*Written task*. Tally up the lines that include "network" and state that number by itself.

==== Entries shown

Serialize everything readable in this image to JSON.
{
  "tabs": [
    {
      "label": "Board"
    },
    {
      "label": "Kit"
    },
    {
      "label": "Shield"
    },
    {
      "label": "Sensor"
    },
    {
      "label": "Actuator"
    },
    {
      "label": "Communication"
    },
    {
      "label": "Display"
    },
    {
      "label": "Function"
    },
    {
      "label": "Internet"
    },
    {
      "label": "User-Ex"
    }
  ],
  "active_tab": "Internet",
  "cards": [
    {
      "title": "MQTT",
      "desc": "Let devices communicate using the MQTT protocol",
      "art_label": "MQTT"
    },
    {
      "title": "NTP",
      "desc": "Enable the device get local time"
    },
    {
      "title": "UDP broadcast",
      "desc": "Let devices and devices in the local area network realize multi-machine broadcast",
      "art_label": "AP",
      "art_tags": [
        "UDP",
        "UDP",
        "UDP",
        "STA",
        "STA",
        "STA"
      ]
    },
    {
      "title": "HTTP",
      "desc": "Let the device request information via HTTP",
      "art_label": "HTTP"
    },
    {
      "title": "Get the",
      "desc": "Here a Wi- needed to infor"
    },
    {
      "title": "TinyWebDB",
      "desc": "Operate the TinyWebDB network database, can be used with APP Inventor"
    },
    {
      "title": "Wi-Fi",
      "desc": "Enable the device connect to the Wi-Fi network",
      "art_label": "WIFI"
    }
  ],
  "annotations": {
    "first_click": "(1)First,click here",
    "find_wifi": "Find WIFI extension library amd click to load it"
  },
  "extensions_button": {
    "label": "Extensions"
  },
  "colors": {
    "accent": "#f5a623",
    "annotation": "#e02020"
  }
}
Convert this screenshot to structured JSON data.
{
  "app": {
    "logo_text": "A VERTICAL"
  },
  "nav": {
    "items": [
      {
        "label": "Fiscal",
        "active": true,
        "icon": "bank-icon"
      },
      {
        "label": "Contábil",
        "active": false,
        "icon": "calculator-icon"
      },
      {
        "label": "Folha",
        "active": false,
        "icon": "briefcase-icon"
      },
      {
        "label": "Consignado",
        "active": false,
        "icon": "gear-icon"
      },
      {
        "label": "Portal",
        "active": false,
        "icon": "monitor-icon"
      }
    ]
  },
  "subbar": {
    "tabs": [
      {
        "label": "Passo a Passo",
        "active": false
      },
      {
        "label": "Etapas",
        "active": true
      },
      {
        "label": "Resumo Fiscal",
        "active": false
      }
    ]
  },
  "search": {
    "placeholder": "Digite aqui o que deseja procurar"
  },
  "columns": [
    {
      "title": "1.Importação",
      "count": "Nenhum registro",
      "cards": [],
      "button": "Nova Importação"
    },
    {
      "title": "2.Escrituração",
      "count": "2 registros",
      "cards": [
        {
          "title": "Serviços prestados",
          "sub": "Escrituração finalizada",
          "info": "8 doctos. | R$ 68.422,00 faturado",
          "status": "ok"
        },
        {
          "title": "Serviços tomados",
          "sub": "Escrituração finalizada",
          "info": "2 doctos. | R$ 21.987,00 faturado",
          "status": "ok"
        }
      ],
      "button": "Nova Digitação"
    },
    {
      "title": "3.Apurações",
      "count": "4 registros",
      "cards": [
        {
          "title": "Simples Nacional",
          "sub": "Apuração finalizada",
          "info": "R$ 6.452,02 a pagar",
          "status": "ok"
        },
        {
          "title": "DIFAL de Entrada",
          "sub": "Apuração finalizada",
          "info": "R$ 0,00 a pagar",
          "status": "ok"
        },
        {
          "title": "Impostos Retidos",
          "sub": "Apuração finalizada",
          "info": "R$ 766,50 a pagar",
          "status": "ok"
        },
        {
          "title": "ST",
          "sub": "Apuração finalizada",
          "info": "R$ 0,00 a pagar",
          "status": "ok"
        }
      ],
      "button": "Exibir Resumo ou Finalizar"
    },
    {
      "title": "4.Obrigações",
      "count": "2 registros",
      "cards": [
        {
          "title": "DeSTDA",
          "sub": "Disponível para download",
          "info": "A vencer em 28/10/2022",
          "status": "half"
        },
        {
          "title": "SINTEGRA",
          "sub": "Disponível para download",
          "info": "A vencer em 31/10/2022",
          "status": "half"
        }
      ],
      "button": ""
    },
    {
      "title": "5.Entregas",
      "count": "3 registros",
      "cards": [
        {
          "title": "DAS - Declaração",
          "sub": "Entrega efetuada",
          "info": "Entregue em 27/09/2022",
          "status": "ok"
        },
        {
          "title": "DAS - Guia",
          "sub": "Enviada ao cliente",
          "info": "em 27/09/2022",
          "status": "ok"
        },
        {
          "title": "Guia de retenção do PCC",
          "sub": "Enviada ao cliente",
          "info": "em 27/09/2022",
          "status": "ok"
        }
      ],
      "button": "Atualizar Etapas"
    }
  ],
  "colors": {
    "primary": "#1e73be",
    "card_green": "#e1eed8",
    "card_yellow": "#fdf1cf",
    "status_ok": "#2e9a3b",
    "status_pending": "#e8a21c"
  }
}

========

*Solution for this task*. 3